--- START Information provided ---

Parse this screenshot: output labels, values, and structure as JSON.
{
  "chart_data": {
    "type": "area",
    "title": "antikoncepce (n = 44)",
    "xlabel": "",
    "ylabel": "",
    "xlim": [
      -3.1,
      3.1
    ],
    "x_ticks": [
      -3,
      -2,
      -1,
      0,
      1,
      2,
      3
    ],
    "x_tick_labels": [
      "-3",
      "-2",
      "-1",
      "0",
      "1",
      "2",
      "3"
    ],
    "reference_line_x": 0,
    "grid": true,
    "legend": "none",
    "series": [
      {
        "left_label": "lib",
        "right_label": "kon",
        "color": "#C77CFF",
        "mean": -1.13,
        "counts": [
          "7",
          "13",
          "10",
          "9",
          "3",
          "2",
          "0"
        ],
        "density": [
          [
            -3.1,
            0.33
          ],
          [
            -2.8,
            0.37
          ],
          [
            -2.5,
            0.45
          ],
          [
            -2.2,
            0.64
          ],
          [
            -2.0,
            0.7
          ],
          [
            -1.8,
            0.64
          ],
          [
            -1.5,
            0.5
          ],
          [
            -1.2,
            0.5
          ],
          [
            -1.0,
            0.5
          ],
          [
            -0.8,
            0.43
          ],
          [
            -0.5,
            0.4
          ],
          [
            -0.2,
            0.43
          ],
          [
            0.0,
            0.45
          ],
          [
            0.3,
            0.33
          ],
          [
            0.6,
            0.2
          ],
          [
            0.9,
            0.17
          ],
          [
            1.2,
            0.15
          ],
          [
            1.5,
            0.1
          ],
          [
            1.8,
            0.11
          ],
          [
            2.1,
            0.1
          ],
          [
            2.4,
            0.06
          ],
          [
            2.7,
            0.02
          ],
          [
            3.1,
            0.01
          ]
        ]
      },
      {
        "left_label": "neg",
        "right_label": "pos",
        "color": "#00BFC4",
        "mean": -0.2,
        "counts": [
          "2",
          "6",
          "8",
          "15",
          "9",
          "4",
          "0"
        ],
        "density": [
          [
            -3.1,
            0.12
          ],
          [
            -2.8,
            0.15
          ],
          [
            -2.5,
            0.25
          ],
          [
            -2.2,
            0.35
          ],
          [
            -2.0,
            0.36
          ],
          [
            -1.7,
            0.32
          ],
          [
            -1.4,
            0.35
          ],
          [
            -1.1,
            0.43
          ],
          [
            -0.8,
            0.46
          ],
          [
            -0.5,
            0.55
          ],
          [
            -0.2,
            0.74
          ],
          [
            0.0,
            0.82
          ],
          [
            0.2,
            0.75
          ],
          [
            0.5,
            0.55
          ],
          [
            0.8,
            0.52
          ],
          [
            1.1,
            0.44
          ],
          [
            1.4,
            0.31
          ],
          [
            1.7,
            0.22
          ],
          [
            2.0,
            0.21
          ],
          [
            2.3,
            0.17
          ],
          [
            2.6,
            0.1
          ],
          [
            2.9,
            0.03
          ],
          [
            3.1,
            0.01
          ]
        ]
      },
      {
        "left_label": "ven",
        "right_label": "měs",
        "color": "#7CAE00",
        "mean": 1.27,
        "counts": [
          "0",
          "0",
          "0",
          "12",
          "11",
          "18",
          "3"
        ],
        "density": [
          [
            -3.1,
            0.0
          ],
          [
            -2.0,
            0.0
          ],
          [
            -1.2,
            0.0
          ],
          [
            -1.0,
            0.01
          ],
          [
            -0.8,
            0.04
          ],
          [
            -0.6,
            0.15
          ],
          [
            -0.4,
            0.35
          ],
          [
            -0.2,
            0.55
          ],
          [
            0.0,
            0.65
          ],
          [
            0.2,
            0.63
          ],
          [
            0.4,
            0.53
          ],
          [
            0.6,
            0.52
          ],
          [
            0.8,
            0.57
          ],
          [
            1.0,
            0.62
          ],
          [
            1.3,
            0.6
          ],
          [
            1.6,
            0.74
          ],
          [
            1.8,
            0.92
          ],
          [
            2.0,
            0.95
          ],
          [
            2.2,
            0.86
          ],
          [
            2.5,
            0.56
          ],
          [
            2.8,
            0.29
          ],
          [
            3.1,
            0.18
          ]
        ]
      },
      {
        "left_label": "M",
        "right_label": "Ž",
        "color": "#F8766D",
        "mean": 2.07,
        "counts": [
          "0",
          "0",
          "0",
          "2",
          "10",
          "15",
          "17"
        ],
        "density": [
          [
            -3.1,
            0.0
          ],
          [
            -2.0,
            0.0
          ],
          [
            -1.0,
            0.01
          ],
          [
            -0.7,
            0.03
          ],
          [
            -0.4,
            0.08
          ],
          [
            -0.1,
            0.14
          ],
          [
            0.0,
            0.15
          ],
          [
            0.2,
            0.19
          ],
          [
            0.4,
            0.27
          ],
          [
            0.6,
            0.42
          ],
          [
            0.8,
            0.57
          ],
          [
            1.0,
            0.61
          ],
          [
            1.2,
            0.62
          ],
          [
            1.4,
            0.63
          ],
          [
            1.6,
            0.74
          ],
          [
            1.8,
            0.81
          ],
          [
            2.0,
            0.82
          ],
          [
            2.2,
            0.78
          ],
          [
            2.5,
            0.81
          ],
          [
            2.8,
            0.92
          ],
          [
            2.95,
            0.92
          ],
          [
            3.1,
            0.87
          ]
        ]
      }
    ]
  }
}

--- END Information provided ---

From the first line to the last, please quote the material above exactly.

Parse this screenshot: output labels, values, and structure as JSON.
{
  "chart_data": {
    "type": "area",
    "title": "antikoncepce (n = 44)",
    "xlabel": "",
    "ylabel": "",
    "xlim": [
      -3.1,
      3.1
    ],
    "x_ticks": [
      -3,
      -2,
      -1,
      0,
      1,
      2,
      3
    ],
    "x_tick_labels": [
      "-3",
      "-2",
      "-1",
      "0",
      "1",
      "2",
      "3"
    ],
    "reference_line_x": 0,
    "grid": true,
    "legend": "none",
    "series": [
      {
        "left_label": "lib",
        "right_label": "kon",
        "color": "#C77CFF",
        "mean": -1.13,
        "counts": [
          "7",
          "13",
          "10",
          "9",
          "3",
          "2",
          "0"
        ],
        "density": [
          [
            -3.1,
            0.33
          ],
          [
            -2.8,
            0.37
          ],
          [
            -2.5,
            0.45
          ],
          [
            -2.2,
            0.64
          ],
          [
            -2.0,
            0.7
          ],
          [
            -1.8,
            0.64
          ],
          [
            -1.5,
            0.5
          ],
          [
            -1.2,
            0.5
          ],
          [
            -1.0,
            0.5
          ],
          [
            -0.8,
            0.43
          ],
          [
            -0.5,
            0.4
          ],
          [
            -0.2,
            0.43
          ],
          [
            0.0,
            0.45
          ],
          [
            0.3,
            0.33
          ],
          [
            0.6,
            0.2
          ],
          [
            0.9,
            0.17
          ],
          [
            1.2,
            0.15
          ],
          [
            1.5,
            0.1
          ],
          [
            1.8,
            0.11
          ],
          [
            2.1,
            0.1
          ],
          [
            2.4,
            0.06
          ],
          [
            2.7,
            0.02
          ],
          [
            3.1,
            0.01
          ]
        ]
      },
      {
        "left_label": "neg",
        "right_label": "pos",
        "color": "#00BFC4",
        "mean": -0.2,
        "counts": [
          "2",
          "6",
          "8",
          "15",
          "9",
          "4",
          "0"
        ],
        "density": [
          [
            -3.1,
            0.12
          ],
          [
            -2.8,
            0.15
          ],
          [
            -2.5,
            0.25
          ],
          [
            -2.2,
            0.35
          ],
          [
            -2.0,
            0.36
          ],
          [
            -1.7,
            0.32
          ],
          [
            -1.4,
            0.35
          ],
          [
            -1.1,
            0.43
          ],
          [
            -0.8,
            0.46
          ],
          [
            -0.5,
            0.55
          ],
          [
            -0.2,
            0.74
          ],
          [
            0.0,
            0.82
          ],
          [
            0.2,
            0.75
          ],
          [
            0.5,
            0.55
          ],
          [
            0.8,
            0.52
          ],
          [
            1.1,
            0.44
          ],
          [
            1.4,
            0.31
          ],
          [
            1.7,
            0.22
          ],
          [
            2.0,
            0.21
          ],
          [
            2.3,
            0.17
          ],
          [
            2.6,
            0.1
          ],
          [
            2.9,
            0.03
          ],
          [
            3.1,
            0.01
          ]
        ]
      },
      {
        "left_label": "ven",
        "right_label": "měs",
        "color": "#7CAE00",
        "mean": 1.27,
        "counts": [
          "0",
          "0",
          "0",
          "12",
          "11",
          "18",
          "3"
        ],
        "density": [
          [
            -3.1,
            0.0
          ],
          [
            -2.0,
            0.0
          ],
          [
            -1.2,
            0.0
          ],
          [
            -1.0,
            0.01
          ],
          [
            -0.8,
            0.04
          ],
          [
            -0.6,
            0.15
          ],
          [
            -0.4,
            0.35
          ],
          [
            -0.2,
            0.55
          ],
          [
            0.0,
            0.65
          ],
          [
            0.2,
            0.63
          ],
          [
            0.4,
            0.53
          ],
          [
            0.6,
            0.52
          ],
          [
            0.8,
            0.57
          ],
          [
            1.0,
            0.62
          ],
          [
            1.3,
            0.6
          ],
          [
            1.6,
            0.74
          ],
          [
            1.8,
            0.92
          ],
          [
            2.0,
            0.95
          ],
          [
            2.2,
            0.86
          ],
          [
            2.5,
            0.56
          ],
          [
            2.8,
            0.29
          ],
          [
            3.1,
            0.18
          ]
        ]
      },
      {
        "left_label": "M",
        "right_label": "Ž",
        "color": "#F8766D",
        "mean": 2.07,
        "counts": [
          "0",
          "0",
          "0",
          "2",
          "10",
          "15",
          "17"
        ],
        "density": [
          [
            -3.1,
            0.0
          ],
          [
            -2.0,
            0.0
          ],
          [
            -1.0,
            0.01
          ],
          [
            -0.7,
            0.03
          ],
          [
            -0.4,
            0.08
          ],
          [
            -0.1,
            0.14
          ],
          [
            0.0,
            0.15
          ],
          [
            0.2,
            0.19
          ],
          [
            0.4,
            0.27
          ],
          [
            0.6,
            0.42
          ],
          [
            0.8,
            0.57
          ],
          [
            1.0,
            0.61
          ],
          [
            1.2,
            0.62
          ],
          [
            1.4,
            0.63
          ],
          [
            1.6,
            0.74
          ],
          [
            1.8,
            0.81
          ],
          [
            2.0,
            0.82
          ],
          [
            2.2,
            0.78
          ],
          [
            2.5,
            0.81
          ],
          [
            2.8,
            0.92
          ],
          [
            2.95,
            0.92
          ],
          [
            3.1,
            0.87
          ]
        ]
      }
    ]
  }
}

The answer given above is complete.